## Stated exercise
Write out the entries verbatim and leave the images out of the copy.

*** Data provided ***

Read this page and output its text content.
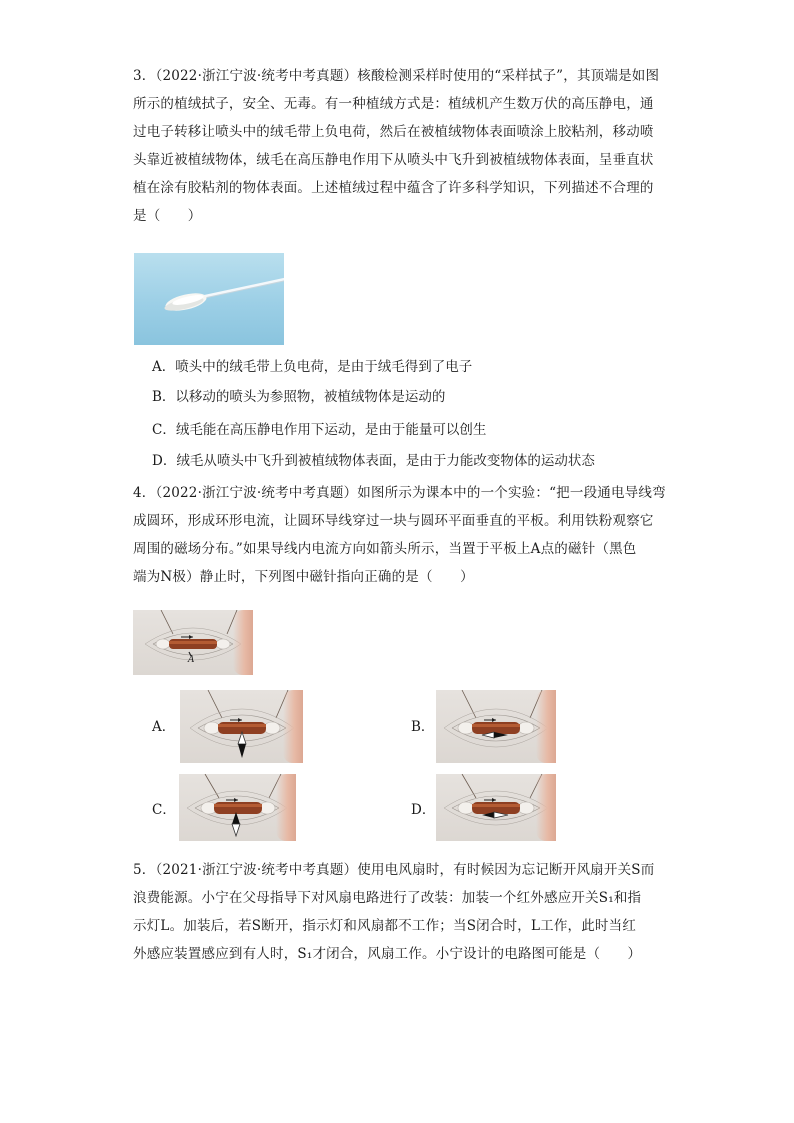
3．（2022·浙江宁波·统考中考真题）核酸检测采样时使用的“采样拭子”，其顶端是如图

所示的植绒拭子，安全、无毒。有一种植绒方式是：植绒机产生数万伏的高压静电，通

过电子转移让喷头中的绒毛带上负电荷，然后在被植绒物体表面喷涂上胶粘剂，移动喷

头靠近被植绒物体，绒毛在高压静电作用下从喷头中飞升到被植绒物体表面，呈垂直状

植在涂有胶粘剂的物体表面。上述植绒过程中蕴含了许多科学知识，下列描述不合理的

是（　　）

A．喷头中的绒毛带上负电荷，是由于绒毛得到了电子
B．以移动的喷头为参照物，被植绒物体是运动的
C．绒毛能在高压静电作用下运动，是由于能量可以创生
D．绒毛从喷头中飞升到被植绒物体表面，是由于力能改变物体的运动状态

4．（2022·浙江宁波·统考中考真题）如图所示为课本中的一个实验：“把一段通电导线弯

成圆环，形成环形电流，让圆环导线穿过一块与圆环平面垂直的平板。利用铁粉观察它

周围的磁场分布。”如果导线内电流方向如箭头所示，当置于平板上A点的磁针（黑色

端为N极）静止时，下列图中磁针指向正确的是（　　）

A
A．	B．
C．	D．

5．（2021·浙江宁波·统考中考真题）使用电风扇时，有时候因为忘记断开风扇开关S而

浪费能源。小宁在父母指导下对风扇电路进行了改装：加装一个红外感应开关S₁和指

示灯L。加装后，若S断开，指示灯和风扇都不工作；当S闭合时，L工作，此时当红

外感应装置感应到有人时，S₁才闭合，风扇工作。小宁设计的电路图可能是（　　）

***

## Right answer
Read this page and output its text content.
3．（2022·浙江宁波·统考中考真题）核酸检测采样时使用的“采样拭子”，其顶端是如图

所示的植绒拭子，安全、无毒。有一种植绒方式是：植绒机产生数万伏的高压静电，通

过电子转移让喷头中的绒毛带上负电荷，然后在被植绒物体表面喷涂上胶粘剂，移动喷

头靠近被植绒物体，绒毛在高压静电作用下从喷头中飞升到被植绒物体表面，呈垂直状

植在涂有胶粘剂的物体表面。上述植绒过程中蕴含了许多科学知识，下列描述不合理的

是（　　）

A．喷头中的绒毛带上负电荷，是由于绒毛得到了电子
B．以移动的喷头为参照物，被植绒物体是运动的
C．绒毛能在高压静电作用下运动，是由于能量可以创生
D．绒毛从喷头中飞升到被植绒物体表面，是由于力能改变物体的运动状态

4．（2022·浙江宁波·统考中考真题）如图所示为课本中的一个实验：“把一段通电导线弯

成圆环，形成环形电流，让圆环导线穿过一块与圆环平面垂直的平板。利用铁粉观察它

周围的磁场分布。”如果导线内电流方向如箭头所示，当置于平板上A点的磁针（黑色

端为N极）静止时，下列图中磁针指向正确的是（　　）

A
A．	B．
C．	D．

5．（2021·浙江宁波·统考中考真题）使用电风扇时，有时候因为忘记断开风扇开关S而

浪费能源。小宁在父母指导下对风扇电路进行了改装：加装一个红外感应开关S₁和指

示灯L。加装后，若S断开，指示灯和风扇都不工作；当S闭合时，L工作，此时当红

外感应装置感应到有人时，S₁才闭合，风扇工作。小宁设计的电路图可能是（　　）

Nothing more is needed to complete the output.